● **Text passage**:
________

In 1980 when young Stacy Lattisaw belted out the hit song, “Let Me Be Your Angel”, she had no idea that the lyrics would be prophetic.
Fast forward to today, we have Stacy Lattisaw-Jackson, the Minister and Motivational Speaker, CEO, wife of 19 years and mother of two teenagers. Speaking to Stacy was gratifying because she knows where she’s been, what she has, and where she’s going. Her purpose and passion was clear as she told me “I’m Not the Same Girl” which is the name of her book. “The closer I get to God the more I know what his plan is for me”. Stacy is the CEO of Believer’s Building Bridges; her company published her book and is also the home to her Youth Empowerment Program. Stacy is on a mission to reach children. She holds conferences and youth events, encouraging children to finish school, convincing them that they don’t have to follow the crowd. She challenges them to stand up and be leaders. She also teaches on the principle of integrity and not being afraid to support abstinence. “There are not a lot of role models for our children today, so I try my best to stand in the gap for a lot of them”. Her heart goes out to those that are being bullied “I had a hard time in school. Because I was very light, I was called white girl and yellow girl. I was quiet, shy and somewhat timid, so people took it as being stuck up.” Unfortunately, after she became a child star it got worse. “You know when you reach a certain level of success everyone is not happy for you. And a lot of time the opposition comes from our own people.” Not only did she have to worry about students, but now she had teachers joining in, “I was 15 and grown women would look me up and down and talk about what I had on to each other.
“I would turn in my test papers and they would say they couldn’t find it; anything to harass me.” Eventually Stacy’s parents had enough and decided to home school her. She went on to be a star.
After her crossover, mainstream status with “Love on a Two Way Street”, “Miracles” and “Let Me be your Angel”, Stacy was taken under Narada Michael Walden’s wings producing five hit albums that led to her signing with Motown in 1986.
It was at this time that Stacy begun to see things that disheartened her. “I realized that I was deep within an industry that had a lot of crooked people in it.” “My daughter Kayla wants to get into the industry, she sings and writes songs. But I will not push her out there; in fact, I encourage her to wait until she gets a little older. I want her to enjoy her childhood and prepare for the industry life.” Stacy said, “I had an enjoyable experience being a child star but it’s a lot if you are not prepared.”

________

● **Source material**:

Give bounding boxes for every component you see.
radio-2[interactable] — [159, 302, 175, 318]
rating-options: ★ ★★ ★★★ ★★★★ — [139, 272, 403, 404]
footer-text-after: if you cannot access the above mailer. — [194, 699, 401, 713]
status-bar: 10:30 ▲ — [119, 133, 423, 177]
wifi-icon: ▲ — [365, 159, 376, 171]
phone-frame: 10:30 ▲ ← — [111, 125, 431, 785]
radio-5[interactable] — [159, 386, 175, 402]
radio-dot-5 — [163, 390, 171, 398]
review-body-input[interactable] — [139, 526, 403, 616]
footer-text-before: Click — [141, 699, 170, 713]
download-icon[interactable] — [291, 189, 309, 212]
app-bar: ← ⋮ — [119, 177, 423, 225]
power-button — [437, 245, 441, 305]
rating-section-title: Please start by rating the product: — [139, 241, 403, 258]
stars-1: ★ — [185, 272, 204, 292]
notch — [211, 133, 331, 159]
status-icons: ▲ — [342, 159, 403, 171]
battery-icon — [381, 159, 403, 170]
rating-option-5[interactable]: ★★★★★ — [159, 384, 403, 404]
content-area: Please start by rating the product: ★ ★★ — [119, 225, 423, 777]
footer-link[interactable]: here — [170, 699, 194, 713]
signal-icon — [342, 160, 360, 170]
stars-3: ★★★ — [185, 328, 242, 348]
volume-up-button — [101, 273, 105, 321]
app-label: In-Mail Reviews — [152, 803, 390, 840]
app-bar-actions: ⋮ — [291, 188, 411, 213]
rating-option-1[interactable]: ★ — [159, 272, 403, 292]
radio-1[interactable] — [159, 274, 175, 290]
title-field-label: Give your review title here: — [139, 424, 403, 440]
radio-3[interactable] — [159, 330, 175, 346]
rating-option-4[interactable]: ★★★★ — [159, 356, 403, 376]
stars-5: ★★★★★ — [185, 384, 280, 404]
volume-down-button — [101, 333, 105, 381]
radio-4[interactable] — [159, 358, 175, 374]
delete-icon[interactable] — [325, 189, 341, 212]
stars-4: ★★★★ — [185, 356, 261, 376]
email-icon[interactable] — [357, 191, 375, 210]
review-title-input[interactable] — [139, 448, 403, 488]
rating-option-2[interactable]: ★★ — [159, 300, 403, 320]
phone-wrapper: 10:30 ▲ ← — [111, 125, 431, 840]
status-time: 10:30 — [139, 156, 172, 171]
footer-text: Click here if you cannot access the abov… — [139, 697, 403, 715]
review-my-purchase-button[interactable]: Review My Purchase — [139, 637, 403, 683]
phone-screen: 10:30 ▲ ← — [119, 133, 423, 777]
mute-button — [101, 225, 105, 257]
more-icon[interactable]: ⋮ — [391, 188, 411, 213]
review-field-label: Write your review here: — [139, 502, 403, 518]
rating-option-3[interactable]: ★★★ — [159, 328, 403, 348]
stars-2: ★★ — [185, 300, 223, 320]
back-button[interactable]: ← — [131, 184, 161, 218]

________

● **Tasks to complete**:
A. In the Stacy Lattisaw article, revise the part that opens with the words containing "After her crossover, mainstream" and closes with "Motown in 1986.", writing "Atlantic" in place of "Motown".
B. Format the records, from their first line through the line containing "status-bar: 10:30 ▲ — [119, 133, 423, 177]", as a Markdown table with the columns Row and Line, giving each line its row number and skipping any blank lines.
The article about Stacy Lattisaw and the records are unrelated to each other.

● **Solutions to the problems**:
A.
After her crossover, mainstream status with “Love on a Two Way Street”, “Miracles” and “Let Me be your Angel”, Stacy was taken under Narada Michael Walden’s wings producing five hit albums that led to her signing with Atlantic in 1986.

B.
| Row | Line |
|---|---|
| 1 | Give bounding boxes for every component you see. |
| 2 | radio-2[interactable] — [159, 302, 175, 318] |
| 3 | rating-options: ★ ★★ ★★★ ★★★★ — [139, 272, 403, 404] |
| 4 | footer-text-after: if you cannot access the above mailer. — [194, 699, 401, 713] |
| 5 | status-bar: 10:30 ▲ — [119, 133, 423, 177] |